▸ GIVEN TASK:
Every line with the word "text" in it should be extracted from the data that follows.

::::::::

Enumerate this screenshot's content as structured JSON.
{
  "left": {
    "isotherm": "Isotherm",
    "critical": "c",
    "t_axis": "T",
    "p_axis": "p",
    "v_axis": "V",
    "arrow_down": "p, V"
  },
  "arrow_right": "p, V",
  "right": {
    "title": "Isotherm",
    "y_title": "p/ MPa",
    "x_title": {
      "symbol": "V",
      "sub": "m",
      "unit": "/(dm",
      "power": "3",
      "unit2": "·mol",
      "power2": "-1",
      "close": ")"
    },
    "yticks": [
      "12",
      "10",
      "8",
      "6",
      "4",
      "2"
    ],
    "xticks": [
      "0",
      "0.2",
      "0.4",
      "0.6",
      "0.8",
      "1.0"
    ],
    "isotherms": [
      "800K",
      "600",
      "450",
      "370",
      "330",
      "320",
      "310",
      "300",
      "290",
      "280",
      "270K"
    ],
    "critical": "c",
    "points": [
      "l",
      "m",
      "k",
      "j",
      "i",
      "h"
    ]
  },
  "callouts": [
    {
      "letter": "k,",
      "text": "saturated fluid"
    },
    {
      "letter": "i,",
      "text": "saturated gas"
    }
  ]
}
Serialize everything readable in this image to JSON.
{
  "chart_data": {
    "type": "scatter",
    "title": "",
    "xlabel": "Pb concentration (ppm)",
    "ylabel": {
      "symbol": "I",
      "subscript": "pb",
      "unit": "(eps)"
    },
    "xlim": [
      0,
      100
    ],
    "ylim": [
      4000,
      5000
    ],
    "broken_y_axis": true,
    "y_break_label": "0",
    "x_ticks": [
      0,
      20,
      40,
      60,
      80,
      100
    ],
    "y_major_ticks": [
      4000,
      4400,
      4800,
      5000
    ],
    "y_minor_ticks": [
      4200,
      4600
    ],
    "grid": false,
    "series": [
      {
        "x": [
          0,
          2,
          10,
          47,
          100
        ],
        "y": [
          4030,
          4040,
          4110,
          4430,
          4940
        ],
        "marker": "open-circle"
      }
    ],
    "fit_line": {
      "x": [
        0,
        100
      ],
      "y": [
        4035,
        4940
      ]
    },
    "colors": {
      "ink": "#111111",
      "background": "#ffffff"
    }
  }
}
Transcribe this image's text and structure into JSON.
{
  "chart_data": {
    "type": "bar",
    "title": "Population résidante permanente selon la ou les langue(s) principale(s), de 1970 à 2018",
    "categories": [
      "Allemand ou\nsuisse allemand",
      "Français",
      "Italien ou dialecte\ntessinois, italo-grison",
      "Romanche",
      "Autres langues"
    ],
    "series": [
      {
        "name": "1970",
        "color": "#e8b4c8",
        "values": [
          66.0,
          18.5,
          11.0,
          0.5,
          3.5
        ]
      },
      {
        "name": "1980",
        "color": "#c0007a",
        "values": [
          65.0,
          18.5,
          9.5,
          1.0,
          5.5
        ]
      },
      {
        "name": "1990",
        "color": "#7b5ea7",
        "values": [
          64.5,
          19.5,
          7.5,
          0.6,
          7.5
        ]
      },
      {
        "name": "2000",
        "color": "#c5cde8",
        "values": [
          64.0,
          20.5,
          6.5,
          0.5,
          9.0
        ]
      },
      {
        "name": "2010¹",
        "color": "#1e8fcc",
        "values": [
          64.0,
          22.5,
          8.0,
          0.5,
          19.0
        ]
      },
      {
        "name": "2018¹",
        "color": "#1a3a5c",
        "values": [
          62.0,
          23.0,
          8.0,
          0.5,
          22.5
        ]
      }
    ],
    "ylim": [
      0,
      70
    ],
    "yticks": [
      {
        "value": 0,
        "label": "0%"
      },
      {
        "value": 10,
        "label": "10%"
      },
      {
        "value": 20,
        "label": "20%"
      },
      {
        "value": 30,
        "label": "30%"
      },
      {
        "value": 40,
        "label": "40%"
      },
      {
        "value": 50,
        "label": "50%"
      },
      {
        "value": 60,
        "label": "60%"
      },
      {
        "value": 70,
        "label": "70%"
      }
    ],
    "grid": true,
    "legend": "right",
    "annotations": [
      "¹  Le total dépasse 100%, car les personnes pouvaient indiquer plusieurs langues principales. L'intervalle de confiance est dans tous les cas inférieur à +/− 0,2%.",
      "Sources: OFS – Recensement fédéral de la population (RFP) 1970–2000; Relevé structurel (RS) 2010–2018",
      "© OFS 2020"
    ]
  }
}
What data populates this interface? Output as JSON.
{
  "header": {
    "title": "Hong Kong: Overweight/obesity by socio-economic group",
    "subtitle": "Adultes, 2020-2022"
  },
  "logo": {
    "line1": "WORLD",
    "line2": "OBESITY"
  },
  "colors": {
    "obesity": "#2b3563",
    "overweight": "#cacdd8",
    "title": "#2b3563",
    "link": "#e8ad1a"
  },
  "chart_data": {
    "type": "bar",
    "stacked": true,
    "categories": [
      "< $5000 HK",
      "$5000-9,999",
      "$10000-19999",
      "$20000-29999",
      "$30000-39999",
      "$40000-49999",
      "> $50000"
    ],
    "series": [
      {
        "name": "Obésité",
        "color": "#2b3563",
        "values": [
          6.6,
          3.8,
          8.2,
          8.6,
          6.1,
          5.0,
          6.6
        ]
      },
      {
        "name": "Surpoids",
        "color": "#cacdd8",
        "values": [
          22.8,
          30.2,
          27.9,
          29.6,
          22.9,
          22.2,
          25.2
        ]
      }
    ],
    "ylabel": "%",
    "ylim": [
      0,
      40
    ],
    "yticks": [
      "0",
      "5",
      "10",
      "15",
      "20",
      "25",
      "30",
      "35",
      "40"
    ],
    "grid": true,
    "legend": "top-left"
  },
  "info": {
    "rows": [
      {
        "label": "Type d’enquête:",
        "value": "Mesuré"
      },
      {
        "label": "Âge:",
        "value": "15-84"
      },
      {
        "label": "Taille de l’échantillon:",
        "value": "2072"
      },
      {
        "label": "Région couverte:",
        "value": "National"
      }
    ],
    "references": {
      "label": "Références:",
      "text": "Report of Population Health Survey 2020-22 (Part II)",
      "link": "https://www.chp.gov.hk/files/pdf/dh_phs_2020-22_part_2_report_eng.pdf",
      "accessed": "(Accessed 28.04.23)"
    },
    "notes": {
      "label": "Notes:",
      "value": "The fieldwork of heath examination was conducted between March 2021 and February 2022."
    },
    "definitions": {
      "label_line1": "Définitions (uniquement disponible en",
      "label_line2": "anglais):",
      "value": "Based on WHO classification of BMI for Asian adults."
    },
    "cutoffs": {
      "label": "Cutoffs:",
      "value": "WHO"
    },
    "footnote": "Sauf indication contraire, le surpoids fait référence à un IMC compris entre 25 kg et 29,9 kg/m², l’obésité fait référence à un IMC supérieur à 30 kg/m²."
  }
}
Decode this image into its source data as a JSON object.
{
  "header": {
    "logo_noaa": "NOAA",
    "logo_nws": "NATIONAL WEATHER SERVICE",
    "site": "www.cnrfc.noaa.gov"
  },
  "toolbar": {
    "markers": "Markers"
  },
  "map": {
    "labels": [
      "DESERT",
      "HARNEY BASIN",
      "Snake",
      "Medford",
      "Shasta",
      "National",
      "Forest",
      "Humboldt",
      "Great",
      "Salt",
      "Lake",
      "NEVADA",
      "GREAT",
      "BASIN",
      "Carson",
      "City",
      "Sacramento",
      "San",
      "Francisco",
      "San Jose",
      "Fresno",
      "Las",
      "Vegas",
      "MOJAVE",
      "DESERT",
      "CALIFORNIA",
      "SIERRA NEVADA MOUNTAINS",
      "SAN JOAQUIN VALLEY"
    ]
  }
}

::::::::

▸ OUTPUT FOR THIS TASK:
      "text": "saturated fluid"
      "text": "saturated gas"
Transcribe this image's text and structure into JSON.
      "text": "Report of Population Health Survey 2020-22 (Part II)",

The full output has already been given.